* [Goal]:
Copy the listing word for word, from its first line down through the line containing "argument-name-city: city [50, 219, 94, 240]".

[Element boundary records]
## begin
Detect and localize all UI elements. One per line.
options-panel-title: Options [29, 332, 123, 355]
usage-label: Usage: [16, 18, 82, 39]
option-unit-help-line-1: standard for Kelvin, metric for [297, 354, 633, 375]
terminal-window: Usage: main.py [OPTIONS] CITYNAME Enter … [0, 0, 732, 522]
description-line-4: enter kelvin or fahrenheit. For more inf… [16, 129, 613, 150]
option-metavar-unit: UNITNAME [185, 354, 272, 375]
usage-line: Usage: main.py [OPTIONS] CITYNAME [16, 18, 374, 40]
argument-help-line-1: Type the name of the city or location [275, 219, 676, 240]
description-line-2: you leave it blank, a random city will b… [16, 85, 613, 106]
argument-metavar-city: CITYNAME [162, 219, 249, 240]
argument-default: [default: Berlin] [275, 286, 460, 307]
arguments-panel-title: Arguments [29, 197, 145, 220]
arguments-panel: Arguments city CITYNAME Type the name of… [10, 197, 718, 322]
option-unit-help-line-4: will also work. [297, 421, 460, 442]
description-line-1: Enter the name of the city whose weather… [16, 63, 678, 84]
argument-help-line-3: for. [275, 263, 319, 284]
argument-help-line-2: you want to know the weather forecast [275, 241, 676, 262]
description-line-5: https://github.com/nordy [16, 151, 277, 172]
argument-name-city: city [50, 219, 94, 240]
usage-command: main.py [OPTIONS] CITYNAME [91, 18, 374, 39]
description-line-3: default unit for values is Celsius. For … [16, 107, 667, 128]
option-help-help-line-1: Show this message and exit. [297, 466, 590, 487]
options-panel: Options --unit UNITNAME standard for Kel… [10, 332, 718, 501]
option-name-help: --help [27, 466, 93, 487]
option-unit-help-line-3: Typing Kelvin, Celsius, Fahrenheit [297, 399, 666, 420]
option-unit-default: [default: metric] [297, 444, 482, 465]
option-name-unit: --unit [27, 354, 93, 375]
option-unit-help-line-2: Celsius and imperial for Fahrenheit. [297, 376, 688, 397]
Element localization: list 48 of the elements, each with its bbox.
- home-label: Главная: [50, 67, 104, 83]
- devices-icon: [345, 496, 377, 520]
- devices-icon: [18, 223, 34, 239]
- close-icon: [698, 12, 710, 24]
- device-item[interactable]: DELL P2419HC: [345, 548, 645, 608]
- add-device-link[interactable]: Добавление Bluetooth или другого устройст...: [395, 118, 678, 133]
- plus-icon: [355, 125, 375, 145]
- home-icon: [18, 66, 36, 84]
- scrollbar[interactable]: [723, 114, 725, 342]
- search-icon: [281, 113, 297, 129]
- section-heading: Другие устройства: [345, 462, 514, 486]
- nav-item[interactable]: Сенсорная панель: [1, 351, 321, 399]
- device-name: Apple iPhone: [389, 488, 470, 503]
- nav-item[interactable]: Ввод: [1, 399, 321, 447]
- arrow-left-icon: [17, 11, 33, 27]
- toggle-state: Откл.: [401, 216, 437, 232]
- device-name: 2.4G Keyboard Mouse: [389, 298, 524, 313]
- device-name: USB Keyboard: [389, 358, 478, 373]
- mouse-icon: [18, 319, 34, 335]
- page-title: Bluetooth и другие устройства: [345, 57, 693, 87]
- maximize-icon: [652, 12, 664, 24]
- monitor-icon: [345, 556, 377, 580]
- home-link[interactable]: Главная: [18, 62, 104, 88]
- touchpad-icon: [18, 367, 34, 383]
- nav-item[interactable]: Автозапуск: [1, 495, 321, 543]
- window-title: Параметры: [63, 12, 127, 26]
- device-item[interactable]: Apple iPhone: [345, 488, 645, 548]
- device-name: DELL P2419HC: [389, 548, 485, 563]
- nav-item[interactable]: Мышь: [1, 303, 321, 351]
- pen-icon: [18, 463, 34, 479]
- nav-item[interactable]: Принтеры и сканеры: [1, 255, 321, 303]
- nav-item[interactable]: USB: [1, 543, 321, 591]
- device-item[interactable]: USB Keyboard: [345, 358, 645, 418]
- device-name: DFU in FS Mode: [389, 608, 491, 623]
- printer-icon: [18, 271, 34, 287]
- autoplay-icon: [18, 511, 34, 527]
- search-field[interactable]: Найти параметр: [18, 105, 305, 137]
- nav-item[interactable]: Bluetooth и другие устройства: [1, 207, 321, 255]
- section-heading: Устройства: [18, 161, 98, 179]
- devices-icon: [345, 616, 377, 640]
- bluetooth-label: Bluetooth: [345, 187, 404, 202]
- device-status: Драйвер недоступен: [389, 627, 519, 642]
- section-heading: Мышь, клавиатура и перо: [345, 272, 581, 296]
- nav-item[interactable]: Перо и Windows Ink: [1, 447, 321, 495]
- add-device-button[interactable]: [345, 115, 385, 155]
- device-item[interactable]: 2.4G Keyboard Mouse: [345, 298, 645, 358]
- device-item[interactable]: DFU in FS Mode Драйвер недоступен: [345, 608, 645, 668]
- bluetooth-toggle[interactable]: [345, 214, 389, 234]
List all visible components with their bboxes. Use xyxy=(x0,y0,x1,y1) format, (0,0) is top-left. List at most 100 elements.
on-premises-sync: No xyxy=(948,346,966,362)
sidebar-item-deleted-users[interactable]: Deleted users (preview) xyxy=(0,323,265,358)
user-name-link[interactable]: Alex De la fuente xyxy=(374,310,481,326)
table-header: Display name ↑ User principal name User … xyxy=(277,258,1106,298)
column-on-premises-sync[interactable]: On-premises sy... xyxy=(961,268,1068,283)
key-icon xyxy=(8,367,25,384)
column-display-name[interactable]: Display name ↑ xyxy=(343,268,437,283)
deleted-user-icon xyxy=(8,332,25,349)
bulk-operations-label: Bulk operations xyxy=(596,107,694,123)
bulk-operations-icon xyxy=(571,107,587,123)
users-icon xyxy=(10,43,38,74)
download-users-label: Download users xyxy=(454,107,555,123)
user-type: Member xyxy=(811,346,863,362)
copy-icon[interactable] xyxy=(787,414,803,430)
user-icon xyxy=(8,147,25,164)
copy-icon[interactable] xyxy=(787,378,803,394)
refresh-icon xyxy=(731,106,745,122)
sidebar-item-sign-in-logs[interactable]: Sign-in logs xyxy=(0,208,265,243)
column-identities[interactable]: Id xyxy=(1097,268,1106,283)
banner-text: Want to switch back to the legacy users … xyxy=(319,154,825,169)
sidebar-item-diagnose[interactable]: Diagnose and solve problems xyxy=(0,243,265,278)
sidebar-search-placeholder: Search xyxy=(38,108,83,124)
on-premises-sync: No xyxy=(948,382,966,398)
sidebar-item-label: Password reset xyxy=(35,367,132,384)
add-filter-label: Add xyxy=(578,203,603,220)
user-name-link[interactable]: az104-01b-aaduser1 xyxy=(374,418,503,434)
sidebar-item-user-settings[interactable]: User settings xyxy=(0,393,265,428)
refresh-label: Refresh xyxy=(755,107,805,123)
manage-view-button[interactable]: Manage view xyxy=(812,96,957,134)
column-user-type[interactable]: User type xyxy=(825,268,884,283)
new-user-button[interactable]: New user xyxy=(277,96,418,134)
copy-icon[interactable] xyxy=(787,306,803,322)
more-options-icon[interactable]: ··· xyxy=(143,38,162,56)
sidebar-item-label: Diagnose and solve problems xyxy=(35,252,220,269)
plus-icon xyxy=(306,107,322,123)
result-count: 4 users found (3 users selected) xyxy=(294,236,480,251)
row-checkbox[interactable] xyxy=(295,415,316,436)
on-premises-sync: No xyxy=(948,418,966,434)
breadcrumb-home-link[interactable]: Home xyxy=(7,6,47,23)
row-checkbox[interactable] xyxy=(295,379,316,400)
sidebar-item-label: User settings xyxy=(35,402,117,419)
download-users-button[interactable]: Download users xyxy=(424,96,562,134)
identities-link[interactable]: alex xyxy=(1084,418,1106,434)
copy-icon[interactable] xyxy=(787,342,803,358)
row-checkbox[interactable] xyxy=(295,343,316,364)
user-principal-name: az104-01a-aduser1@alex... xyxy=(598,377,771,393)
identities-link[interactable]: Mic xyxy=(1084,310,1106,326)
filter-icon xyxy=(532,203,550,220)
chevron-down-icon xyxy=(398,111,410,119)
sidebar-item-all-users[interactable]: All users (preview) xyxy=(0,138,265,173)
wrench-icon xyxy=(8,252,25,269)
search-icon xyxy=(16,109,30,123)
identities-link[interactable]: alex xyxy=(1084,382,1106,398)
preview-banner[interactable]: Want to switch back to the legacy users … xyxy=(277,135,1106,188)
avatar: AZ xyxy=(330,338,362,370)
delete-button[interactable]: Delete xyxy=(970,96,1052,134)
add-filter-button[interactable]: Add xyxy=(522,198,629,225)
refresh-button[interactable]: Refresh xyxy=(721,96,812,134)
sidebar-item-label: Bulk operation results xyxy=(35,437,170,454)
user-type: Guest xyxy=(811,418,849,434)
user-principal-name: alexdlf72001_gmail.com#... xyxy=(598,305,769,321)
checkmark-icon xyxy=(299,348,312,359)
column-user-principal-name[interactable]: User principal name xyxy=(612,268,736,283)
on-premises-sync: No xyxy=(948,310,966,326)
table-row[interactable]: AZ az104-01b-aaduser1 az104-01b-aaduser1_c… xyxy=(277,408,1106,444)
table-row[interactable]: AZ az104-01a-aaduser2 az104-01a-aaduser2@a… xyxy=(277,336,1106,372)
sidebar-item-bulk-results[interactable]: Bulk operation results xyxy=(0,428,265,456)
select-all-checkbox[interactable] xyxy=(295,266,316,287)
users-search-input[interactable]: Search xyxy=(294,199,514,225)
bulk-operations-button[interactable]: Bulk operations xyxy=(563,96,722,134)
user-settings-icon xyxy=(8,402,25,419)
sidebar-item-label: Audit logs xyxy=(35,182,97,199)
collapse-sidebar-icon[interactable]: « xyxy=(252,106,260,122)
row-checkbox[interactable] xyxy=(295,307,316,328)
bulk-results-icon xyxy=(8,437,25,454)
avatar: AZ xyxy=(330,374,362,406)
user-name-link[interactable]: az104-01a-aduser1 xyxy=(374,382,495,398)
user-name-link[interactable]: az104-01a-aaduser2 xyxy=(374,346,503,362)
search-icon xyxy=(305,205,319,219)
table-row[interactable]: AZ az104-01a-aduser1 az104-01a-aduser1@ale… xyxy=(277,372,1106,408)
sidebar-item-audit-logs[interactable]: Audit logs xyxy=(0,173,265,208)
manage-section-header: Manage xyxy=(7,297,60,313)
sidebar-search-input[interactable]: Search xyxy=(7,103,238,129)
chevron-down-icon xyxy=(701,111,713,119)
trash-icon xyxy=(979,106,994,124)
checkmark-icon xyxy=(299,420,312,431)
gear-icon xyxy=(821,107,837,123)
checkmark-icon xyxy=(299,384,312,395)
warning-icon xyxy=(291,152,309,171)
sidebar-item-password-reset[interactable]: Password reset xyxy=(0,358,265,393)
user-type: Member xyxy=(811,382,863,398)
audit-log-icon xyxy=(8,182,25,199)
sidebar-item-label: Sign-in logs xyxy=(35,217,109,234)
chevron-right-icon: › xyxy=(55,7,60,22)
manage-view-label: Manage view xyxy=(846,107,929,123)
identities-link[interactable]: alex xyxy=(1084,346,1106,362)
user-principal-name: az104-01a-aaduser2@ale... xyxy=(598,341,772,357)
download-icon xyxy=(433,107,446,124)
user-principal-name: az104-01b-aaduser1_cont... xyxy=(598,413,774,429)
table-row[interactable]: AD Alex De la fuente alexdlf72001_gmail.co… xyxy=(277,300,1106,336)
## end
* [Problem solution]:
Detect and localize all UI elements. One per line.
options-panel-title: Options [29, 332, 123, 355]
usage-label: Usage: [16, 18, 82, 39]
option-unit-help-line-1: standard for Kelvin, metric for [297, 354, 633, 375]
terminal-window: Usage: main.py [OPTIONS] CITYNAME Enter … [0, 0, 732, 522]
description-line-4: enter kelvin or fahrenheit. For more inf… [16, 129, 613, 150]
option-metavar-unit: UNITNAME [185, 354, 272, 375]
usage-line: Usage: main.py [OPTIONS] CITYNAME [16, 18, 374, 40]
argument-help-line-1: Type the name of the city or location [275, 219, 676, 240]
description-line-2: you leave it blank, a random city will b… [16, 85, 613, 106]
argument-metavar-city: CITYNAME [162, 219, 249, 240]
argument-default: [default: Berlin] [275, 286, 460, 307]
arguments-panel-title: Arguments [29, 197, 145, 220]
arguments-panel: Arguments city CITYNAME Type the name of… [10, 197, 718, 322]
option-unit-help-line-4: will also work. [297, 421, 460, 442]
description-line-1: Enter the name of the city whose weather… [16, 63, 678, 84]
argument-help-line-3: for. [275, 263, 319, 284]
argument-help-line-2: you want to know the weather forecast [275, 241, 676, 262]
description-line-5: https://github.com/nordy [16, 151, 277, 172]
argument-name-city: city [50, 219, 94, 240]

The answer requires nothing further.